Written problem ->
Without altering anything, output the material below.

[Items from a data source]
##########
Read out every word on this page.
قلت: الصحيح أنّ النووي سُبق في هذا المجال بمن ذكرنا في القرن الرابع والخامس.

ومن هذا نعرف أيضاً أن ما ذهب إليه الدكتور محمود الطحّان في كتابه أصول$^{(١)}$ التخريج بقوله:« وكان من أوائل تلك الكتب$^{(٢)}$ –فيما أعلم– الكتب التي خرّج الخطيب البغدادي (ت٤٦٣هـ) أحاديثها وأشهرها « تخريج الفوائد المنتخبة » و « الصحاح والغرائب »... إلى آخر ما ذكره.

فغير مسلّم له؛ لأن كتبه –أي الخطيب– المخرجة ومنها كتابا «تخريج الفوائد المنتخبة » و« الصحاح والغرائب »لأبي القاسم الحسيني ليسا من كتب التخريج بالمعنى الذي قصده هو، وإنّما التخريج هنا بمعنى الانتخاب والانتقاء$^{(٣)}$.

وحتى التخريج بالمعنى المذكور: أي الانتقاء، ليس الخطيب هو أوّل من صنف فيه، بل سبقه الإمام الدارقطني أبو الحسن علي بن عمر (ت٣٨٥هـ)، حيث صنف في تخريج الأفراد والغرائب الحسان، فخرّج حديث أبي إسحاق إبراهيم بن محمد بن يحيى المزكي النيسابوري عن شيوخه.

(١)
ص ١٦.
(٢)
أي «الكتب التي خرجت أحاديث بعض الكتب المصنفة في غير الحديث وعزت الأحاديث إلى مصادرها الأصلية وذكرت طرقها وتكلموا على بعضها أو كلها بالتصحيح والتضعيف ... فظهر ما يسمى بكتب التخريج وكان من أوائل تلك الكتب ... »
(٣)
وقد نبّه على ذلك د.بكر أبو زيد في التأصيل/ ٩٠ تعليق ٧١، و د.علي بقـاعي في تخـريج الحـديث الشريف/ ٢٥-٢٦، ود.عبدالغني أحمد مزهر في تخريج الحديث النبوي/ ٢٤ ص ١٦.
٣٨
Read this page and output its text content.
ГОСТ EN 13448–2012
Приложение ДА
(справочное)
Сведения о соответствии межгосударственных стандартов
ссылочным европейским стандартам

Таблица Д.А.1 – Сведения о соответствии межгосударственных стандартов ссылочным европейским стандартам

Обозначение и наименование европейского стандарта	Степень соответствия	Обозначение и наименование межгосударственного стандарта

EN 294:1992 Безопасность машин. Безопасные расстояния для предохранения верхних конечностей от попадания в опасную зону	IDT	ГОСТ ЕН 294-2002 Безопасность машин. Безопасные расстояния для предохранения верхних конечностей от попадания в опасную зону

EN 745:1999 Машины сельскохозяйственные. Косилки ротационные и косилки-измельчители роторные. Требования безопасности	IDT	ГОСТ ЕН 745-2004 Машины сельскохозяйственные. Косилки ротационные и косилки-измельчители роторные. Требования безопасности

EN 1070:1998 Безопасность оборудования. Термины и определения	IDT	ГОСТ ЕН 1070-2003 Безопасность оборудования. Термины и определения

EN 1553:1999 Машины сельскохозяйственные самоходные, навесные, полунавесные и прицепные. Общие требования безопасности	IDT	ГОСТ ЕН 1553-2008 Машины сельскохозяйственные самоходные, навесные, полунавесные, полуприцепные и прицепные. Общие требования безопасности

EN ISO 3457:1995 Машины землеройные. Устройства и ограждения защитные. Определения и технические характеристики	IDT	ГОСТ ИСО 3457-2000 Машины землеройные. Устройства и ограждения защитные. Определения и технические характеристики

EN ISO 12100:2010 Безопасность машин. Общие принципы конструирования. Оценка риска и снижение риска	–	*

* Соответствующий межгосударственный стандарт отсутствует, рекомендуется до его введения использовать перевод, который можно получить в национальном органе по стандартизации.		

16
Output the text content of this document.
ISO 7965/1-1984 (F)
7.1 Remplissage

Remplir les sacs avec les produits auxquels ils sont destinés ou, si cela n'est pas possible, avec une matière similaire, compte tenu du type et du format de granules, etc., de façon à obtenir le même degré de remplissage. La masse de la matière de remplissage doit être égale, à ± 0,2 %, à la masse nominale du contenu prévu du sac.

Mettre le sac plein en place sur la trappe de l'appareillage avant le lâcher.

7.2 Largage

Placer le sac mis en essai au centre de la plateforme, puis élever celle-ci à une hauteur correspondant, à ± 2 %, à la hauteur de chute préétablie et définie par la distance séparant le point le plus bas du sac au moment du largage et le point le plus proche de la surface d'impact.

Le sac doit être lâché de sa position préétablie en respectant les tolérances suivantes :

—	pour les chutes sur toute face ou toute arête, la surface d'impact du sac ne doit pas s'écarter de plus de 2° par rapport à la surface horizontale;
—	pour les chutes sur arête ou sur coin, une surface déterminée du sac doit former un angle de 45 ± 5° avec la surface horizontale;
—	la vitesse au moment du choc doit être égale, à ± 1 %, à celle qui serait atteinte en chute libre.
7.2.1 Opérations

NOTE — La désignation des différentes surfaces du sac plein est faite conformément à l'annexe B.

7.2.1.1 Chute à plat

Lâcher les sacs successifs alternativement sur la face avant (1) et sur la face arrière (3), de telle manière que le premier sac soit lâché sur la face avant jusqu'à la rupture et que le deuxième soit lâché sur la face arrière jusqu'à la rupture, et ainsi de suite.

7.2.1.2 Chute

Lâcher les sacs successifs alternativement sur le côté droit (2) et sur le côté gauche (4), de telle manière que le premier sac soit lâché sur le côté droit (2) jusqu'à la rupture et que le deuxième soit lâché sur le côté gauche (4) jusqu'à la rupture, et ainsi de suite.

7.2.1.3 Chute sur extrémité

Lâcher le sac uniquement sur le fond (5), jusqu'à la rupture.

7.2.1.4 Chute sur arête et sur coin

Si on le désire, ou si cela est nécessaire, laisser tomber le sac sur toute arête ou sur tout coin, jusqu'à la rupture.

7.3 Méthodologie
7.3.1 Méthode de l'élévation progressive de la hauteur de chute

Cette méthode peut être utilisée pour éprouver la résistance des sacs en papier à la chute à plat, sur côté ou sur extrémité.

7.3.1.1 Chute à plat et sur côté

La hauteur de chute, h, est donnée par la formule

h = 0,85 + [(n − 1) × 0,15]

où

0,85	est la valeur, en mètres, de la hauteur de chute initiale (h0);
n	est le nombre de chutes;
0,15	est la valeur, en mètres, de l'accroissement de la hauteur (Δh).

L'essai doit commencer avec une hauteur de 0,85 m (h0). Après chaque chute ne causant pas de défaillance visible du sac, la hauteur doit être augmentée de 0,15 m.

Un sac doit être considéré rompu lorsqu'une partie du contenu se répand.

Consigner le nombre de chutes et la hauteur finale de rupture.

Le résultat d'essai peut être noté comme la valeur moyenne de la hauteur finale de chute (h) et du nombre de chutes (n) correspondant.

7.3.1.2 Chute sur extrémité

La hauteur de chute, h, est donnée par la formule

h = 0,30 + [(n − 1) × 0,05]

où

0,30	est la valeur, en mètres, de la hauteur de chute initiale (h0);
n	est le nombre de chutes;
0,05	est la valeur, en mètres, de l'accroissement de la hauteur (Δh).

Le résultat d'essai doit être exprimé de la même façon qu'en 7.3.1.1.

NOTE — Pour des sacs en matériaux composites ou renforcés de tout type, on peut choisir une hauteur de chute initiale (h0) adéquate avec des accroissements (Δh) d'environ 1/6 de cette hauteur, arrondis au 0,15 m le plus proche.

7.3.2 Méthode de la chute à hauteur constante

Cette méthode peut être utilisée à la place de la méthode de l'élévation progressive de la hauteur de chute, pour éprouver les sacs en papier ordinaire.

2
##########
Exercise output ->
Read out every word on this page.
قلت: الصحيح أنّ النووي سُبق في هذا المجال بمن ذكرنا في القرن الرابع والخامس.

ومن هذا نعرف أيضاً أن ما ذهب إليه الدكتور محمود الطحّان في كتابه أصول$^{(١)}$ التخريج بقوله:« وكان من أوائل تلك الكتب$^{(٢)}$ –فيما أعلم– الكتب التي خرّج الخطيب البغدادي (ت٤٦٣هـ) أحاديثها وأشهرها « تخريج الفوائد المنتخبة » و « الصحاح والغرائب »... إلى آخر ما ذكره.

فغير مسلّم له؛ لأن كتبه –أي الخطيب– المخرجة ومنها كتابا «تخريج الفوائد المنتخبة » و« الصحاح والغرائب »لأبي القاسم الحسيني ليسا من كتب التخريج بالمعنى الذي قصده هو، وإنّما التخريج هنا بمعنى الانتخاب والانتقاء$^{(٣)}$.

وحتى التخريج بالمعنى المذكور: أي الانتقاء، ليس الخطيب هو أوّل من صنف فيه، بل سبقه الإمام الدارقطني أبو الحسن علي بن عمر (ت٣٨٥هـ)، حيث صنف في تخريج الأفراد والغرائب الحسان، فخرّج حديث أبي إسحاق إبراهيم بن محمد بن يحيى المزكي النيسابوري عن شيوخه.

(١)
ص ١٦.
(٢)
أي «الكتب التي خرجت أحاديث بعض الكتب المصنفة في غير الحديث وعزت الأحاديث إلى مصادرها الأصلية وذكرت طرقها وتكلموا على بعضها أو كلها بالتصحيح والتضعيف ... فظهر ما يسمى بكتب التخريج وكان من أوائل تلك الكتب ... »
(٣)
وقد نبّه على ذلك د.بكر أبو زيد في التأصيل/ ٩٠ تعليق ٧١، و د.علي بقـاعي في تخـريج الحـديث الشريف/ ٢٥-٢٦، ود.عبدالغني أحمد مزهر في تخريج الحديث النبوي/ ٢٤ ص ١٦.
٣٨
Read this page and output its text content.
ГОСТ EN 13448–2012
Приложение ДА
(справочное)
Сведения о соответствии межгосударственных стандартов
ссылочным европейским стандартам

Таблица Д.А.1 – Сведения о соответствии межгосударственных стандартов ссылочным европейским стандартам

Обозначение и наименование европейского стандарта	Степень соответствия	Обозначение и наименование межгосударственного стандарта

EN 294:1992 Безопасность машин. Безопасные расстояния для предохранения верхних конечностей от попадания в опасную зону	IDT	ГОСТ ЕН 294-2002 Безопасность машин. Безопасные расстояния для предохранения верхних конечностей от попадания в опасную зону

EN 745:1999 Машины сельскохозяйственные. Косилки ротационные и косилки-измельчители роторные. Требования безопасности	IDT	ГОСТ ЕН 745-2004 Машины сельскохозяйственные. Косилки ротационные и косилки-измельчители роторные. Требования безопасности

EN 1070:1998 Безопасность оборудования. Термины и определения	IDT	ГОСТ ЕН 1070-2003 Безопасность оборудования. Термины и определения

EN 1553:1999 Машины сельскохозяйственные самоходные, навесные, полунавесные и прицепные. Общие требования безопасности	IDT	ГОСТ ЕН 1553-2008 Машины сельскохозяйственные самоходные, навесные, полунавесные, полуприцепные и прицепные. Общие требования безопасности

EN ISO 3457:1995 Машины землеройные. Устройства и ограждения защитные. Определения и технические характеристики	IDT	ГОСТ ИСО 3457-2000 Машины землеройные. Устройства и ограждения защитные. Определения и технические характеристики

EN ISO 12100:2010 Безопасность машин. Общие принципы конструирования. Оценка риска и снижение риска	–	*

* Соответствующий межгосударственный стандарт отсутствует, рекомендуется до его введения использовать перевод, который можно получить в национальном органе по стандартизации.		

16
Output the text content of this document.
ISO 7965/1-1984 (F)
7.1 Remplissage

Remplir les sacs avec les produits auxquels ils sont destinés ou, si cela n'est pas possible, avec une matière similaire, compte tenu du type et du format de granules, etc., de façon à obtenir le même degré de remplissage. La masse de la matière de remplissage doit être égale, à ± 0,2 %, à la masse nominale du contenu prévu du sac.

Mettre le sac plein en place sur la trappe de l'appareillage avant le lâcher.

7.2 Largage

Placer le sac mis en essai au centre de la plateforme, puis élever celle-ci à une hauteur correspondant, à ± 2 %, à la hauteur de chute préétablie et définie par la distance séparant le point le plus bas du sac au moment du largage et le point le plus proche de la surface d'impact.

Le sac doit être lâché de sa position préétablie en respectant les tolérances suivantes :

—	pour les chutes sur toute face ou toute arête, la surface d'impact du sac ne doit pas s'écarter de plus de 2° par rapport à la surface horizontale;
—	pour les chutes sur arête ou sur coin, une surface déterminée du sac doit former un angle de 45 ± 5° avec la surface horizontale;
—	la vitesse au moment du choc doit être égale, à ± 1 %, à celle qui serait atteinte en chute libre.
7.2.1 Opérations

NOTE — La désignation des différentes surfaces du sac plein est faite conformément à l'annexe B.

7.2.1.1 Chute à plat

Lâcher les sacs successifs alternativement sur la face avant (1) et sur la face arrière (3), de telle manière que le premier sac soit lâché sur la face avant jusqu'à la rupture et que le deuxième soit lâché sur la face arrière jusqu'à la rupture, et ainsi de suite.

7.2.1.2 Chute

Lâcher les sacs successifs alternativement sur le côté droit (2) et sur le côté gauche (4), de telle manière que le premier sac soit lâché sur le côté droit (2) jusqu'à la rupture et que le deuxième soit lâché sur le côté gauche (4) jusqu'à la rupture, et ainsi de suite.

7.2.1.3 Chute sur extrémité

Lâcher le sac uniquement sur le fond (5), jusqu'à la rupture.

7.2.1.4 Chute sur arête et sur coin

Si on le désire, ou si cela est nécessaire, laisser tomber le sac sur toute arête ou sur tout coin, jusqu'à la rupture.

7.3 Méthodologie
7.3.1 Méthode de l'élévation progressive de la hauteur de chute

Cette méthode peut être utilisée pour éprouver la résistance des sacs en papier à la chute à plat, sur côté ou sur extrémité.

7.3.1.1 Chute à plat et sur côté

La hauteur de chute, h, est donnée par la formule

h = 0,85 + [(n − 1) × 0,15]

où

0,85	est la valeur, en mètres, de la hauteur de chute initiale (h0);
n	est le nombre de chutes;
0,15	est la valeur, en mètres, de l'accroissement de la hauteur (Δh).

L'essai doit commencer avec une hauteur de 0,85 m (h0). Après chaque chute ne causant pas de défaillance visible du sac, la hauteur doit être augmentée de 0,15 m.

Un sac doit être considéré rompu lorsqu'une partie du contenu se répand.

Consigner le nombre de chutes et la hauteur finale de rupture.

Le résultat d'essai peut être noté comme la valeur moyenne de la hauteur finale de chute (h) et du nombre de chutes (n) correspondant.

7.3.1.2 Chute sur extrémité

La hauteur de chute, h, est donnée par la formule

h = 0,30 + [(n − 1) × 0,05]

où

0,30	est la valeur, en mètres, de la hauteur de chute initiale (h0);
n	est le nombre de chutes;
0,05	est la valeur, en mètres, de l'accroissement de la hauteur (Δh).

Le résultat d'essai doit être exprimé de la même façon qu'en 7.3.1.1.

NOTE — Pour des sacs en matériaux composites ou renforcés de tout type, on peut choisir une hauteur de chute initiale (h0) adéquate avec des accroissements (Δh) d'environ 1/6 de cette hauteur, arrondis au 0,15 m le plus proche.

7.3.2 Méthode de la chute à hauteur constante

Cette méthode peut être utilisée à la place de la méthode de l'élévation progressive de la hauteur de chute, pour éprouver les sacs en papier ordinaire.

2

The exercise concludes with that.